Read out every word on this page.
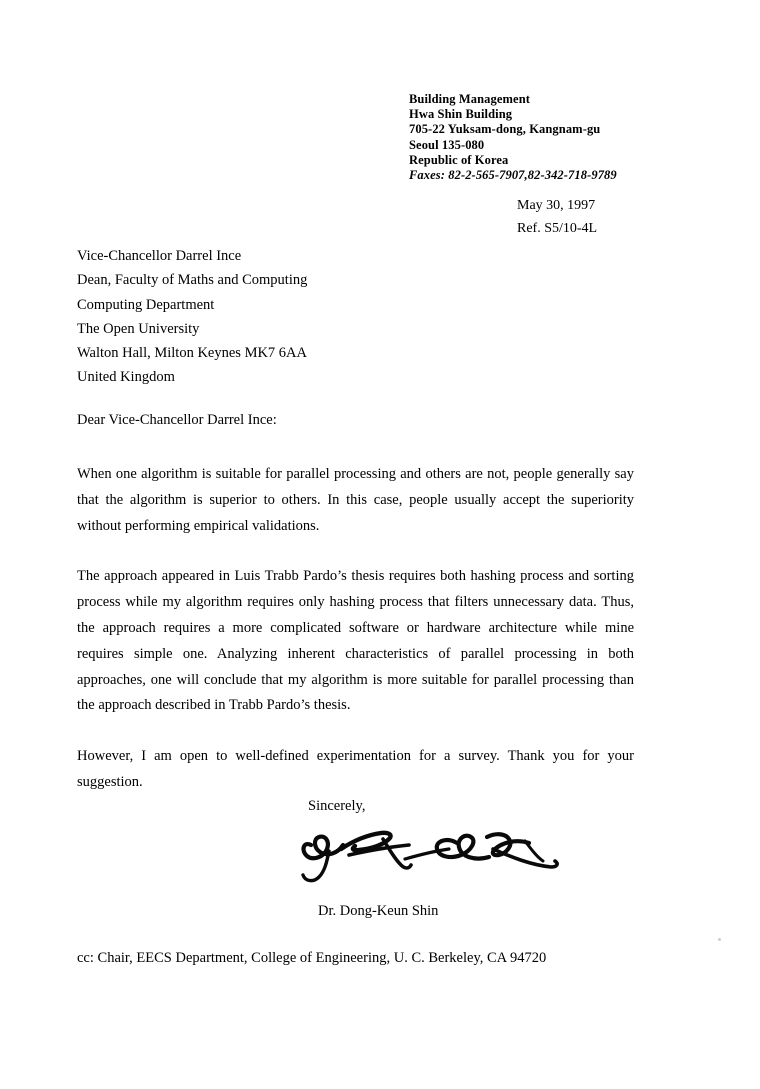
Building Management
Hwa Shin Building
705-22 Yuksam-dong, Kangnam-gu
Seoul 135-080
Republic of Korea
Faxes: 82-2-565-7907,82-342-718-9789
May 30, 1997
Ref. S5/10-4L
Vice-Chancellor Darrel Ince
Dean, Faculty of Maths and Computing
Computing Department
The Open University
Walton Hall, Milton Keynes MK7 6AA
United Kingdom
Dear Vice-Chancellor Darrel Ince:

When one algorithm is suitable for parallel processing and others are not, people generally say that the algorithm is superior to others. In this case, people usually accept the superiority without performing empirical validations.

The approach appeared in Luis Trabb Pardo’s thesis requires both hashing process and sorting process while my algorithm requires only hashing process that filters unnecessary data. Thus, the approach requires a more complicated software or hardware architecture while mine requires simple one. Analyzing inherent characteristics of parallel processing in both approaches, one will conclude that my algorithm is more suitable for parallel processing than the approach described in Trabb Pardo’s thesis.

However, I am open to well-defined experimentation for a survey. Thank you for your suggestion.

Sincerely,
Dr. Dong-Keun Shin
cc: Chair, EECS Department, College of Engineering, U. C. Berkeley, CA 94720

---

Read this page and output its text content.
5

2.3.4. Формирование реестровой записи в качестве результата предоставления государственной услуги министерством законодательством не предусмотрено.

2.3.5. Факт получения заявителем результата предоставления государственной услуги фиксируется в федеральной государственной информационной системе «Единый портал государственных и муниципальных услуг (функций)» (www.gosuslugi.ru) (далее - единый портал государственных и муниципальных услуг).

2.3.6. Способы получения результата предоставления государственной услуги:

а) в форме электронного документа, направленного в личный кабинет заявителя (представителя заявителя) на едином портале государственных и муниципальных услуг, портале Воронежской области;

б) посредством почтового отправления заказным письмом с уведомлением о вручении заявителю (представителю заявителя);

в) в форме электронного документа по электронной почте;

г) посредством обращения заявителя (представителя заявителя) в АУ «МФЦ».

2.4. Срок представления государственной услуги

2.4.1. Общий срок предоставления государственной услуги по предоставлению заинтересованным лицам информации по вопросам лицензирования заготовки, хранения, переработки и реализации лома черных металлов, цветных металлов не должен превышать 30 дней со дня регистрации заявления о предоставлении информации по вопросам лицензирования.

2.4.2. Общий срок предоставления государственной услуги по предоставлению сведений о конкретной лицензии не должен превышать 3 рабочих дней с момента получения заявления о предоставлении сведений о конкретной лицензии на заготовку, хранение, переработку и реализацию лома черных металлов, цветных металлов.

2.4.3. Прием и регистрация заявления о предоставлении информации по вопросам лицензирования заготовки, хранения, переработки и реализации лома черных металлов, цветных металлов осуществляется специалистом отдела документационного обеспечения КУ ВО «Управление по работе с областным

• [Exercise requirements] Which lines contain the word "Computing"? Copy each of them.

• [Answer for the task]
Dean, Faculty of Maths and Computing
Computing Department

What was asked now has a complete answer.